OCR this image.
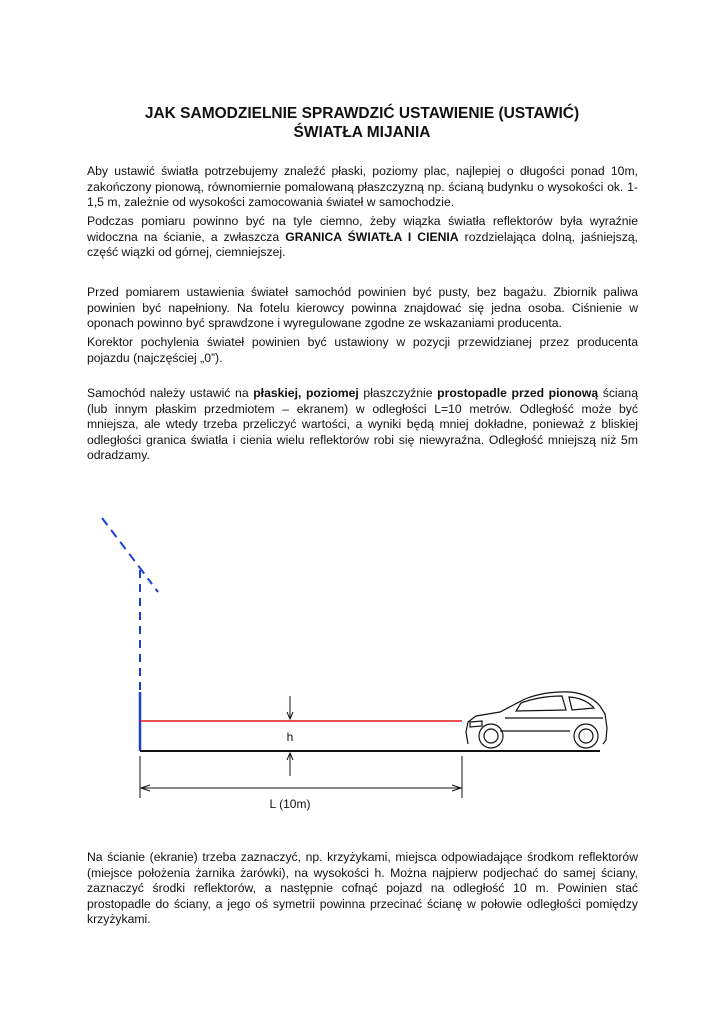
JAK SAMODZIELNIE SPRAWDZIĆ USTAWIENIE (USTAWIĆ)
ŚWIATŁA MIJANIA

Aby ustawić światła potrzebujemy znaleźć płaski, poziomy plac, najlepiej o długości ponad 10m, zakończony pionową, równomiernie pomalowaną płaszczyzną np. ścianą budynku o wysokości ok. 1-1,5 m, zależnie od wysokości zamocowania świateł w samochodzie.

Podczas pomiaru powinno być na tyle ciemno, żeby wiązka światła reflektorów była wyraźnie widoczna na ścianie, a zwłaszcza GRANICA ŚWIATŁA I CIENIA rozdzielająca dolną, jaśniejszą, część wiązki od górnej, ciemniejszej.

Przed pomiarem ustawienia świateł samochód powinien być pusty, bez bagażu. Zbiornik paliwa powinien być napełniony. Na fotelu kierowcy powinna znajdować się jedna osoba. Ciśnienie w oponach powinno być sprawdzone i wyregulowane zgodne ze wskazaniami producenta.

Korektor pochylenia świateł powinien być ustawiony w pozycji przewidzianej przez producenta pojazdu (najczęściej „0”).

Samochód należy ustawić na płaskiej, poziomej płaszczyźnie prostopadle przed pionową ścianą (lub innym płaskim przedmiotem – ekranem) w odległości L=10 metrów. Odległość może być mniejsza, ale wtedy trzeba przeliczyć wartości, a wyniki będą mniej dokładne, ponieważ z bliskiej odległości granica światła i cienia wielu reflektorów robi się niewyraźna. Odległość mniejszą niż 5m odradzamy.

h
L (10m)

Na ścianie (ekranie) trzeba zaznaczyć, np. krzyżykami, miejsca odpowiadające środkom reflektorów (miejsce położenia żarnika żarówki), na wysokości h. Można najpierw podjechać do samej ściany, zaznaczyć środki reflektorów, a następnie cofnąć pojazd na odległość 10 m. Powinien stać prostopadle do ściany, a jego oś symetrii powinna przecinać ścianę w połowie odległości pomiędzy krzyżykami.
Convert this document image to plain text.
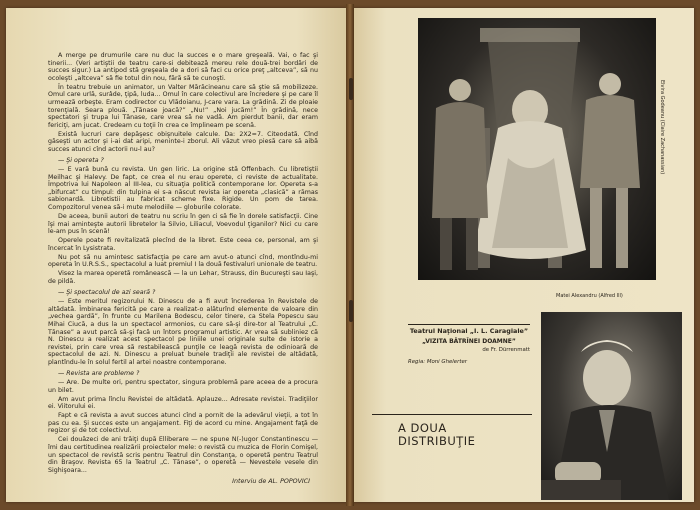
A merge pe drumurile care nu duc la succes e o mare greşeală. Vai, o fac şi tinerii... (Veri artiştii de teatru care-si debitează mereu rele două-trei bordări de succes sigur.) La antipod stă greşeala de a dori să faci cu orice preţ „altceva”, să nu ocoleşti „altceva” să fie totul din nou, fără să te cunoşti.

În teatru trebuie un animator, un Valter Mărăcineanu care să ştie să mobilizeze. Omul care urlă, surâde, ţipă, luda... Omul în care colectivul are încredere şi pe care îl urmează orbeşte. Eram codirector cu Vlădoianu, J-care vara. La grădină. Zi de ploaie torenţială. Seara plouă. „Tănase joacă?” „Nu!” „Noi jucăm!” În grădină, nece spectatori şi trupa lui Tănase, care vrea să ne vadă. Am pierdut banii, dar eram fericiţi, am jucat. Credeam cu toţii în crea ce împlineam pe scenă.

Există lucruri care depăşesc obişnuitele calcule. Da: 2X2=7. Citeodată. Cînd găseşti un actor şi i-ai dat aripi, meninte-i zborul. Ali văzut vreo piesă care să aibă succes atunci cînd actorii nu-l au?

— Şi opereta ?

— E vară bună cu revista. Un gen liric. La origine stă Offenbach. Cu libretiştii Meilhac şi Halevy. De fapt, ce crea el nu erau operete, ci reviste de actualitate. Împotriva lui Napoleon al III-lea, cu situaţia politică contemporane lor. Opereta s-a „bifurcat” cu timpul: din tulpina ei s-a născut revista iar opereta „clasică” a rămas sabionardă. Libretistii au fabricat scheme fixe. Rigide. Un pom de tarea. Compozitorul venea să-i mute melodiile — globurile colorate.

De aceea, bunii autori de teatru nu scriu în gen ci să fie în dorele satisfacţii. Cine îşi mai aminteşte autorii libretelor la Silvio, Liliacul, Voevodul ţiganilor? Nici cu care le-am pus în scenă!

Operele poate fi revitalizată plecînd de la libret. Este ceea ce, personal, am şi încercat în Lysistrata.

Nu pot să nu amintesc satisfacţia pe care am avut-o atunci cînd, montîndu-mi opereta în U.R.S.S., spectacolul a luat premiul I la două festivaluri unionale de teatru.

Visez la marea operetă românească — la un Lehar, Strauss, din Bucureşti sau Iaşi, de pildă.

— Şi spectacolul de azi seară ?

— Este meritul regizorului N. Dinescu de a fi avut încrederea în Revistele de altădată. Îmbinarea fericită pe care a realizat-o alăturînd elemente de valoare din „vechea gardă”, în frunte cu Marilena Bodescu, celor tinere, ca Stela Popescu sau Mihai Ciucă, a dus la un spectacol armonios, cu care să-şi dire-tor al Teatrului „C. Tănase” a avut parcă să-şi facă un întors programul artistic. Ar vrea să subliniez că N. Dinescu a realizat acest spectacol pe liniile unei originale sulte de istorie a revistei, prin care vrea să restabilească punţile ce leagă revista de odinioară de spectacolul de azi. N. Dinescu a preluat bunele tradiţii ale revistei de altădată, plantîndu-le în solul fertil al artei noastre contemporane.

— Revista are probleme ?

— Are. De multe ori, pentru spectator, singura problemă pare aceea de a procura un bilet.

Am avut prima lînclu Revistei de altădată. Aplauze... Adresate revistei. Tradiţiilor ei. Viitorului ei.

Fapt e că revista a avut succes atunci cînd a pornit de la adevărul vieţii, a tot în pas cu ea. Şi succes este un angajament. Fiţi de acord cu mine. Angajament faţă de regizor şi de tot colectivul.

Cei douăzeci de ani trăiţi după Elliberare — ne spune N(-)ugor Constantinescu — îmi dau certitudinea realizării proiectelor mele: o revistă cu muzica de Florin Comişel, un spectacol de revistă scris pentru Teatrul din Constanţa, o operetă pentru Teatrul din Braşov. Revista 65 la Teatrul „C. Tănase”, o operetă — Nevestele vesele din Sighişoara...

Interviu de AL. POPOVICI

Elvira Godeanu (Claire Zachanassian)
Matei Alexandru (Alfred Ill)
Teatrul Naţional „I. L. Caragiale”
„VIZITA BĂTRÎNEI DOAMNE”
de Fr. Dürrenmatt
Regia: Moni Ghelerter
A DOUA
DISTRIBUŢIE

* * *

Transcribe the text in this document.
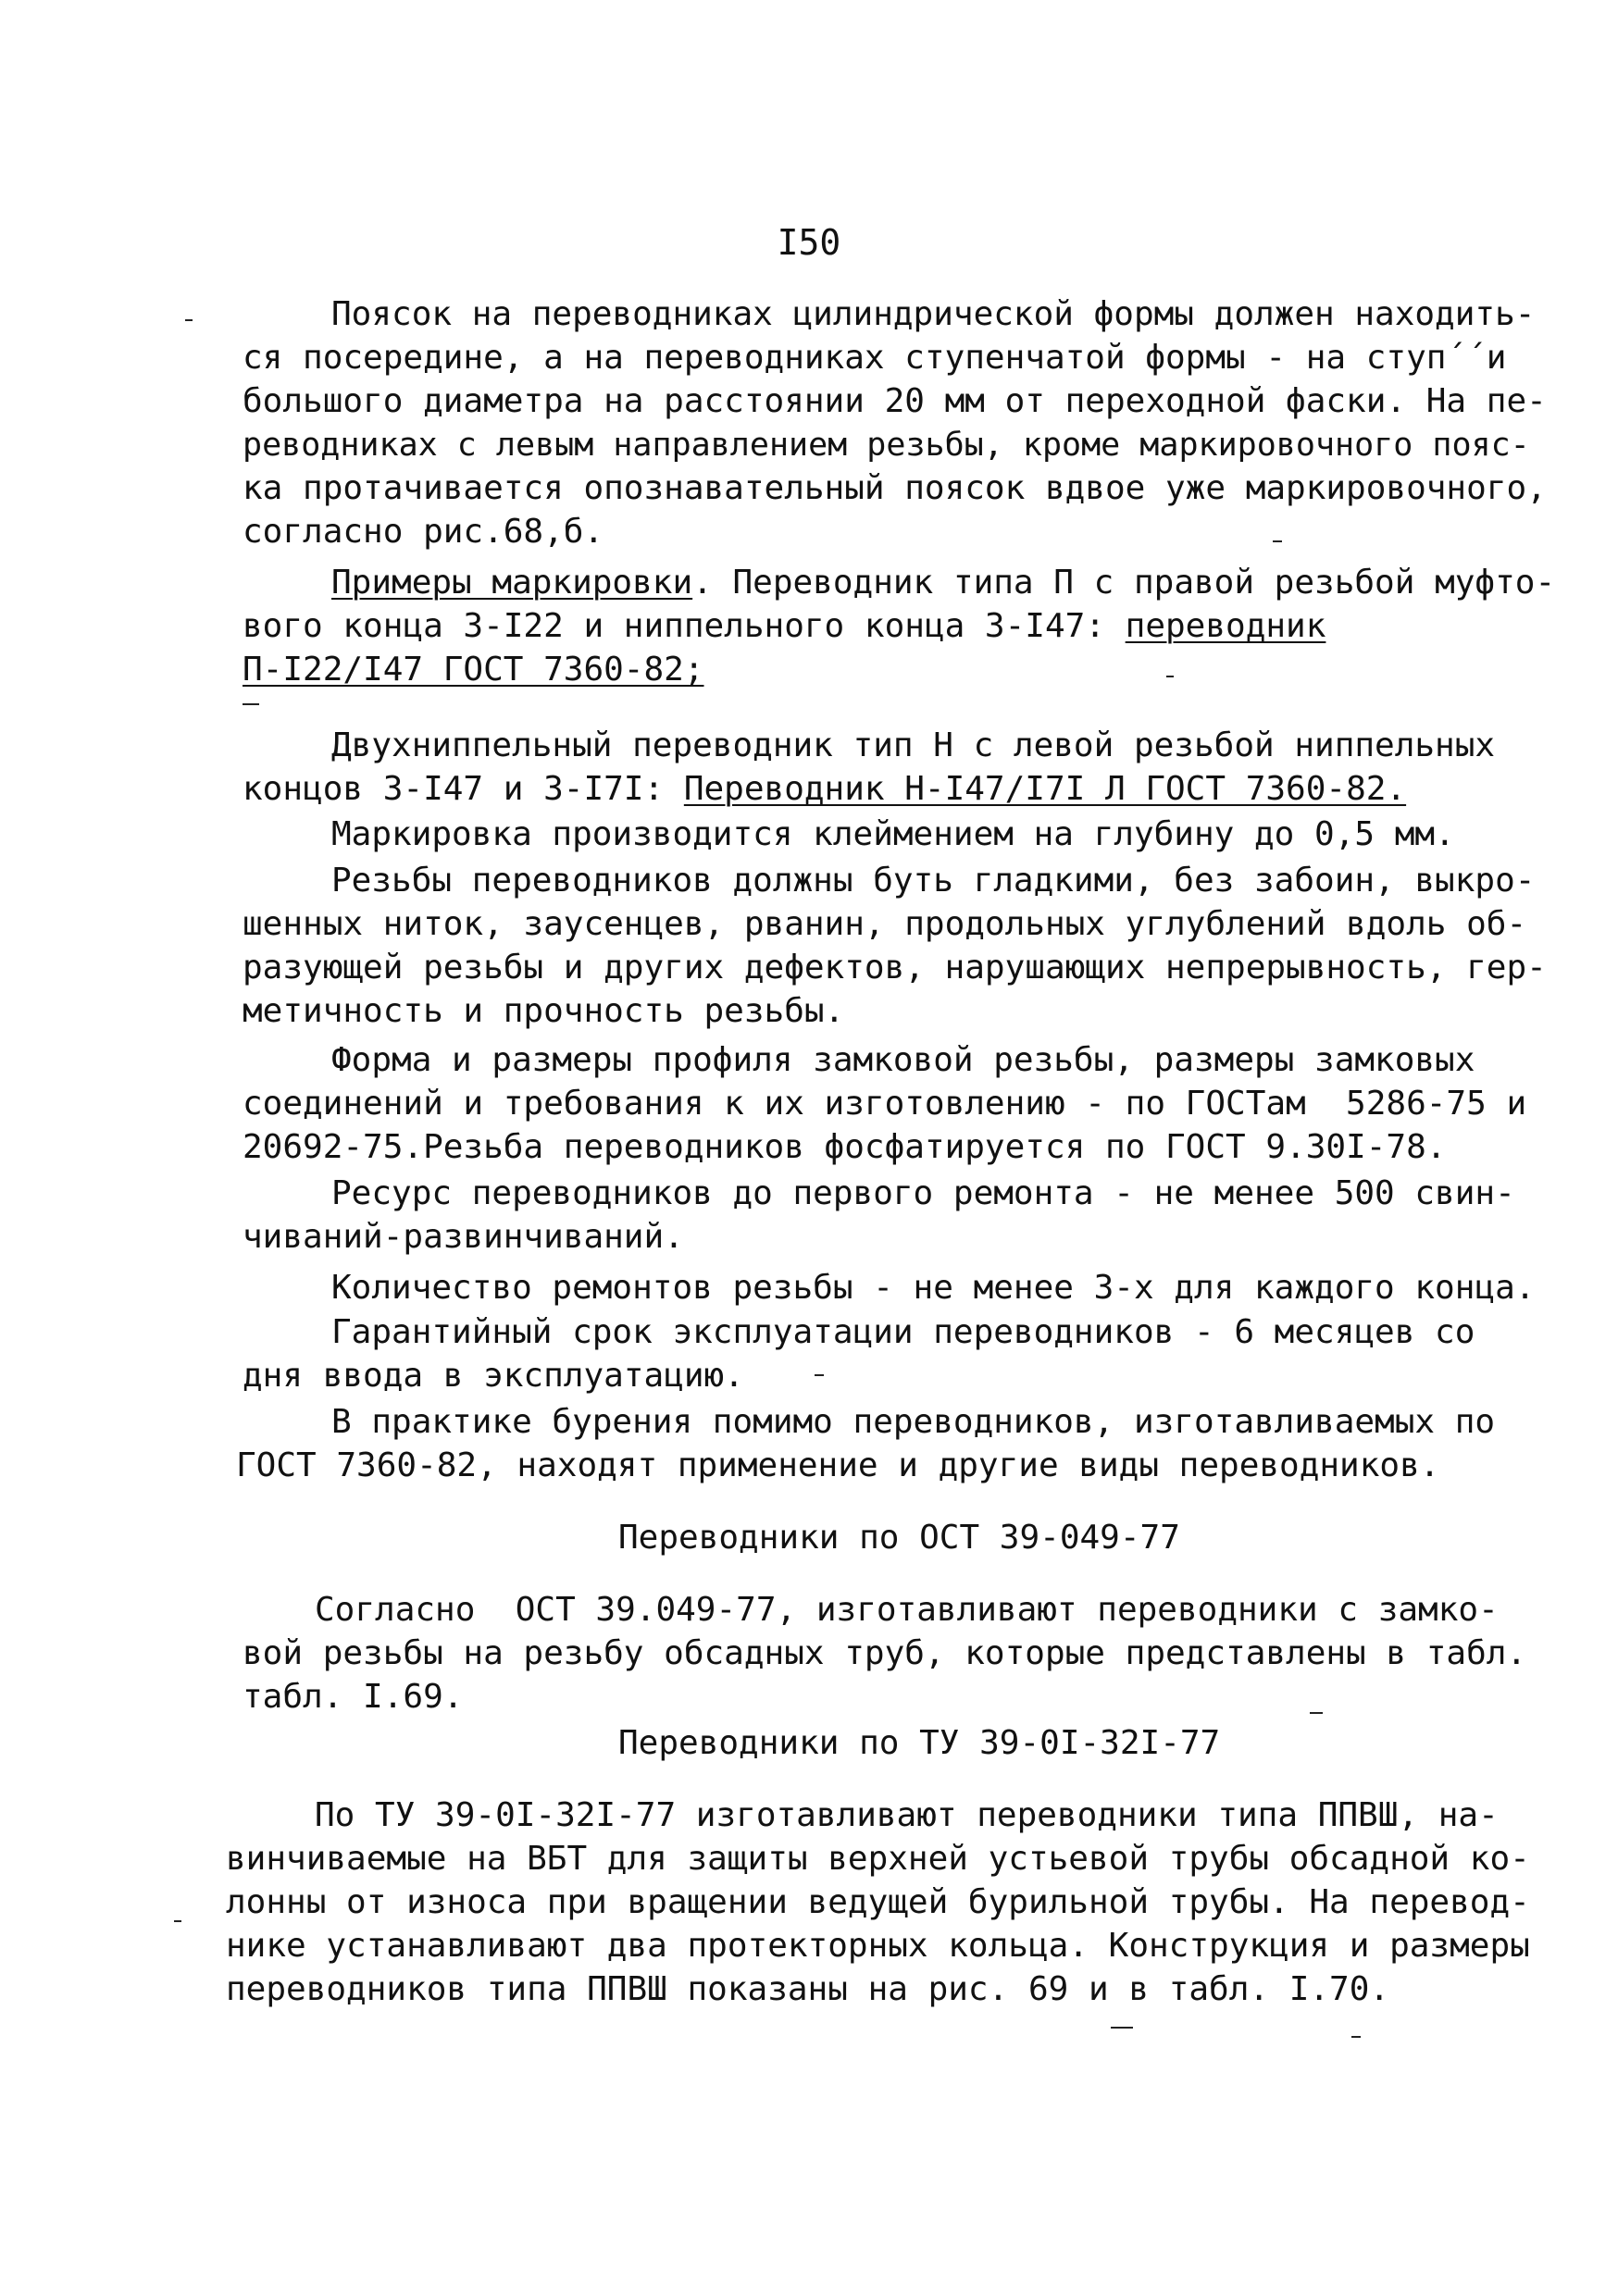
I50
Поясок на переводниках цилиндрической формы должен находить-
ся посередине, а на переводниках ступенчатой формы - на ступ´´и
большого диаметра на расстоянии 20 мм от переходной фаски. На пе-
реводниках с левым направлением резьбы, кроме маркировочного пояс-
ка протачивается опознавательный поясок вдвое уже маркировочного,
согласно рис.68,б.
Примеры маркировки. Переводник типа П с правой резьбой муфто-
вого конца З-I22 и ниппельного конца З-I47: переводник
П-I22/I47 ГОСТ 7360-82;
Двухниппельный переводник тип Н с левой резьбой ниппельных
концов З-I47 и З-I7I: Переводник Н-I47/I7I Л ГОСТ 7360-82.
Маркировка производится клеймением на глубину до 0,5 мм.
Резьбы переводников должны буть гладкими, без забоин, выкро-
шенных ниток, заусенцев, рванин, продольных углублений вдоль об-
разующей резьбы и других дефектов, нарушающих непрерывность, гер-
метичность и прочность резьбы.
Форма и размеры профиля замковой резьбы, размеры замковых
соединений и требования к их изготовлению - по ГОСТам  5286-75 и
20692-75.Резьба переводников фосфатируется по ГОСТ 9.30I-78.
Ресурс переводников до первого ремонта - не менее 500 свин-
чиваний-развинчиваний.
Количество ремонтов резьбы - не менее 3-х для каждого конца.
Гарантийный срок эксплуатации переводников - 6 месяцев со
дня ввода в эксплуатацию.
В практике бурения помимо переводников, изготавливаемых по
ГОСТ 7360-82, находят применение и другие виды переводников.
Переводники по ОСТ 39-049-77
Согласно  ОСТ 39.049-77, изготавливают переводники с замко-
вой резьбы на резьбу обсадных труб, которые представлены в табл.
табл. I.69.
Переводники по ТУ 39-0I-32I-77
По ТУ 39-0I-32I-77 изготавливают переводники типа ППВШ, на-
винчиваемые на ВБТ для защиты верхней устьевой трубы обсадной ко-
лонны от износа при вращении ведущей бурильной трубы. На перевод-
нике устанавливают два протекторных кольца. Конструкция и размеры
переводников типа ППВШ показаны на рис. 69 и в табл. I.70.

Description of the task - Using the material above, gather every line that includes "pionową".

Full output -
Aby ustawić światła potrzebujemy znaleźć płaski, poziomy plac, najlepiej o długości ponad 10m, zakończony pionową, równomiernie pomalowaną płaszczyzną np. ścianą budynku o wysokości ok. 1-1,5 m, zależnie od wysokości zamocowania świateł w samochodzie.
Samochód należy ustawić na płaskiej, poziomej płaszczyźnie prostopadle przed pionową ścianą (lub innym płaskim przedmiotem – ekranem) w odległości L=10 metrów. Odległość może być mniejsza, ale wtedy trzeba przeliczyć wartości, a wyniki będą mniej dokładne, ponieważ z bliskiej odległości granica światła i cienia wielu reflektorów robi się niewyraźna. Odległość mniejszą niż 5m odradzamy.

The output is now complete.